Without altering anything, output the material below.

════

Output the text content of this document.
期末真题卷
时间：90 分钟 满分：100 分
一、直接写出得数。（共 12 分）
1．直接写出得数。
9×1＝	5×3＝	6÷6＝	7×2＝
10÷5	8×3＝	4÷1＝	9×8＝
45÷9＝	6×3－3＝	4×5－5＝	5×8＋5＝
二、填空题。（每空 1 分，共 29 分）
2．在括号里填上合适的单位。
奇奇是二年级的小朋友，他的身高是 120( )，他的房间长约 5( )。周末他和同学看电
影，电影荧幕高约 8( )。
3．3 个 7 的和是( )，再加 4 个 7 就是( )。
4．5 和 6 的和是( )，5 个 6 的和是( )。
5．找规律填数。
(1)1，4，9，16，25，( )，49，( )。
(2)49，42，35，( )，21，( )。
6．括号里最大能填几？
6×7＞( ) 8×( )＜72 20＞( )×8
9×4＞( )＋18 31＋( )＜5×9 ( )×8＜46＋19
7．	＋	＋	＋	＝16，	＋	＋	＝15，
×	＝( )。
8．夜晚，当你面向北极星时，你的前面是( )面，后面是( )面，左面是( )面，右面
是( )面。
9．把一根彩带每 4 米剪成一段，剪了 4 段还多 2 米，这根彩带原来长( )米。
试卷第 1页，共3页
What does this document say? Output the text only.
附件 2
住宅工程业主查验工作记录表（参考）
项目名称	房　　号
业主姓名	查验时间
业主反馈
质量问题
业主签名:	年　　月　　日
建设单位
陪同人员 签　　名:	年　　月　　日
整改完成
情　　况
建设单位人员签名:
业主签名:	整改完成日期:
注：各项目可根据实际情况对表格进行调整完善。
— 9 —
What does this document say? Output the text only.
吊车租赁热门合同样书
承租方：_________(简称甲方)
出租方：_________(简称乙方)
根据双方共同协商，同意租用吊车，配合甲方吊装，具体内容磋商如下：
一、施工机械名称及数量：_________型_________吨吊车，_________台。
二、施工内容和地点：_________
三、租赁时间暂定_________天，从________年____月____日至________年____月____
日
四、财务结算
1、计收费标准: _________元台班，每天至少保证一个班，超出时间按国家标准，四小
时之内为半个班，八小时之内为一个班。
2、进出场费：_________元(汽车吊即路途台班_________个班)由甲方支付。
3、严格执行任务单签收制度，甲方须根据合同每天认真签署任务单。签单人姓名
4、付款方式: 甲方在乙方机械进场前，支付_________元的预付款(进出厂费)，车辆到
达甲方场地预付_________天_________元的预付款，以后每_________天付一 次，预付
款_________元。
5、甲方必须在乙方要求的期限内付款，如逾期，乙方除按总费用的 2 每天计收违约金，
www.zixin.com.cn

════

(Response to this exercise)
Output the text content of this document.
期末真题卷
时间：90 分钟 满分：100 分
一、直接写出得数。（共 12 分）
1．直接写出得数。
9×1＝	5×3＝	6÷6＝	7×2＝
10÷5	8×3＝	4÷1＝	9×8＝
45÷9＝	6×3－3＝	4×5－5＝	5×8＋5＝
二、填空题。（每空 1 分，共 29 分）
2．在括号里填上合适的单位。
奇奇是二年级的小朋友，他的身高是 120( )，他的房间长约 5( )。周末他和同学看电
影，电影荧幕高约 8( )。
3．3 个 7 的和是( )，再加 4 个 7 就是( )。
4．5 和 6 的和是( )，5 个 6 的和是( )。
5．找规律填数。
(1)1，4，9，16，25，( )，49，( )。
(2)49，42，35，( )，21，( )。
6．括号里最大能填几？
6×7＞( ) 8×( )＜72 20＞( )×8
9×4＞( )＋18 31＋( )＜5×9 ( )×8＜46＋19
7．	＋	＋	＋	＝16，	＋	＋	＝15，
×	＝( )。
8．夜晚，当你面向北极星时，你的前面是( )面，后面是( )面，左面是( )面，右面
是( )面。
9．把一根彩带每 4 米剪成一段，剪了 4 段还多 2 米，这根彩带原来长( )米。
试卷第 1页，共3页
What does this document say? Output the text only.
附件 2
住宅工程业主查验工作记录表（参考）
项目名称	房　　号
业主姓名	查验时间
业主反馈
质量问题
业主签名:	年　　月　　日
建设单位
陪同人员 签　　名:	年　　月　　日
整改完成
情　　况
建设单位人员签名:
业主签名:	整改完成日期:
注：各项目可根据实际情况对表格进行调整完善。
— 9 —
What does this document say? Output the text only.
吊车租赁热门合同样书
承租方：_________(简称甲方)
出租方：_________(简称乙方)
根据双方共同协商，同意租用吊车，配合甲方吊装，具体内容磋商如下：
一、施工机械名称及数量：_________型_________吨吊车，_________台。
二、施工内容和地点：_________
三、租赁时间暂定_________天，从________年____月____日至________年____月____
日
四、财务结算
1、计收费标准: _________元台班，每天至少保证一个班，超出时间按国家标准，四小
时之内为半个班，八小时之内为一个班。
2、进出场费：_________元(汽车吊即路途台班_________个班)由甲方支付。
3、严格执行任务单签收制度，甲方须根据合同每天认真签署任务单。签单人姓名
4、付款方式: 甲方在乙方机械进场前，支付_________元的预付款(进出厂费)，车辆到
达甲方场地预付_________天_________元的预付款，以后每_________天付一 次，预付
款_________元。
5、甲方必须在乙方要求的期限内付款，如逾期，乙方除按总费用的 2 每天计收违约金，
www.zixin.com.cn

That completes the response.